■ Exercise instructions: Print every entry, word for word, and skip the images.

■ Extracted entries:

──────

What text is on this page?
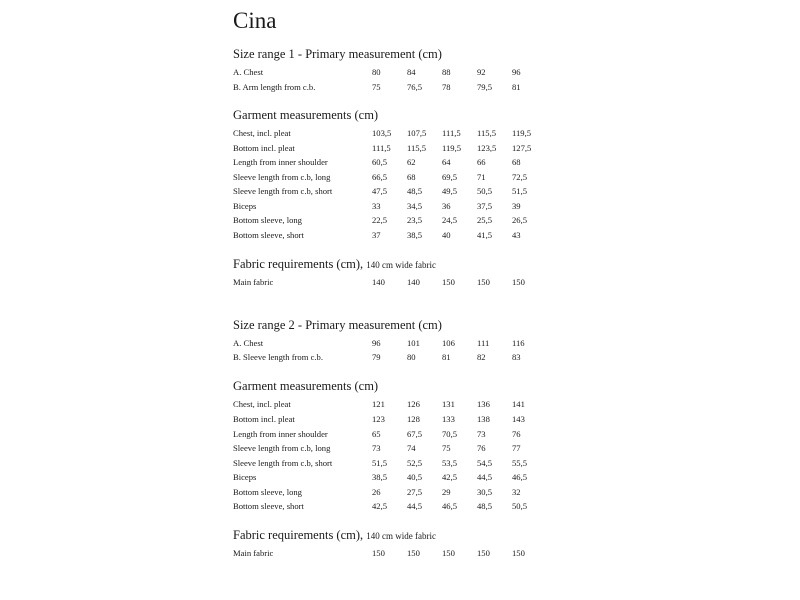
Cina
Size range 1 - Primary measurement (cm)
A. Chest	80	84	88	92	96
B. Arm length from c.b.	75	76,5 78	79,5 81
Garment measurements (cm)
Chest, incl. pleat	103,5 107,5 111,5 115,5 119,5
Bottom incl. pleat	111,5 115,5 119,5 123,5 127,5
Length from inner shoulder	60,5 62	64	66	68
Sleeve length from c.b, long	66,5 68	69,5 71	72,5
Sleeve length from c.b, short	47,5 48,5 49,5 50,5 51,5
Biceps	33	34,5 36	37,5 39
Bottom sleeve, long	22,5 23,5 24,5 25,5 26,5
Bottom sleeve, short	37	38,5 40	41,5 43
Fabric requirements (cm), 140 cm wide fabric
Main fabric	140	140	150	150	150
Size range 2 - Primary measurement (cm)
A. Chest	96	101	106	111	116
B. Sleeve length from c.b.	79	80	81	82	83
Garment measurements (cm)
Chest, incl. pleat	121	126	131	136	141
Bottom incl. pleat	123	128	133	138	143
Length from inner shoulder	65	67,5 70,5 73	76
Sleeve length from c.b, long	73	74	75	76	77
Sleeve length from c.b, short	51,5 52,5 53,5 54,5 55,5
Biceps	38,5 40,5 42,5 44,5 46,5
Bottom sleeve, long	26	27,5 29	30,5 32
Bottom sleeve, short	42,5 44,5 46,5 48,5 50,5
Fabric requirements (cm), 140 cm wide fabric
Main fabric	150	150	150	150	150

──────

■ Solution to the problem:
What text is on this page?
Cina
Size range 1 - Primary measurement (cm)
A. Chest	80	84	88	92	96
B. Arm length from c.b.	75	76,5 78	79,5 81
Garment measurements (cm)
Chest, incl. pleat	103,5 107,5 111,5 115,5 119,5
Bottom incl. pleat	111,5 115,5 119,5 123,5 127,5
Length from inner shoulder	60,5 62	64	66	68
Sleeve length from c.b, long	66,5 68	69,5 71	72,5
Sleeve length from c.b, short	47,5 48,5 49,5 50,5 51,5
Biceps	33	34,5 36	37,5 39
Bottom sleeve, long	22,5 23,5 24,5 25,5 26,5
Bottom sleeve, short	37	38,5 40	41,5 43
Fabric requirements (cm), 140 cm wide fabric
Main fabric	140	140	150	150	150
Size range 2 - Primary measurement (cm)
A. Chest	96	101	106	111	116
B. Sleeve length from c.b.	79	80	81	82	83
Garment measurements (cm)
Chest, incl. pleat	121	126	131	136	141
Bottom incl. pleat	123	128	133	138	143
Length from inner shoulder	65	67,5 70,5 73	76
Sleeve length from c.b, long	73	74	75	76	77
Sleeve length from c.b, short	51,5 52,5 53,5 54,5 55,5
Biceps	38,5 40,5 42,5 44,5 46,5
Bottom sleeve, long	26	27,5 29	30,5 32
Bottom sleeve, short	42,5 44,5 46,5 48,5 50,5
Fabric requirements (cm), 140 cm wide fabric
Main fabric	150	150	150	150	150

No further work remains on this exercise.